Take the material below and write it all out again exactly.

## Start Dataset extract

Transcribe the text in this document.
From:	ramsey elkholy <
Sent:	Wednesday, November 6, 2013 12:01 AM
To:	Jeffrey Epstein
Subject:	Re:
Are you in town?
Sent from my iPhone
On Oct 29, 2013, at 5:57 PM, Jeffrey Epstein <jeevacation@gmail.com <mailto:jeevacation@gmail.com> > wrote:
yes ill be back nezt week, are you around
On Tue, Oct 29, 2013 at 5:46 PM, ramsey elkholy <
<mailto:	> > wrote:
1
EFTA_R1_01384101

## End Dataset extract

> [Answer below]:
Transcribe the text in this document.
From:	ramsey elkholy <
Sent:	Wednesday, November 6, 2013 12:01 AM
To:	Jeffrey Epstein
Subject:	Re:
Are you in town?
Sent from my iPhone
On Oct 29, 2013, at 5:57 PM, Jeffrey Epstein <jeevacation@gmail.com <mailto:jeevacation@gmail.com> > wrote:
yes ill be back nezt week, are you around
On Tue, Oct 29, 2013 at 5:46 PM, ramsey elkholy <
<mailto:	> > wrote:
1
EFTA_R1_01384101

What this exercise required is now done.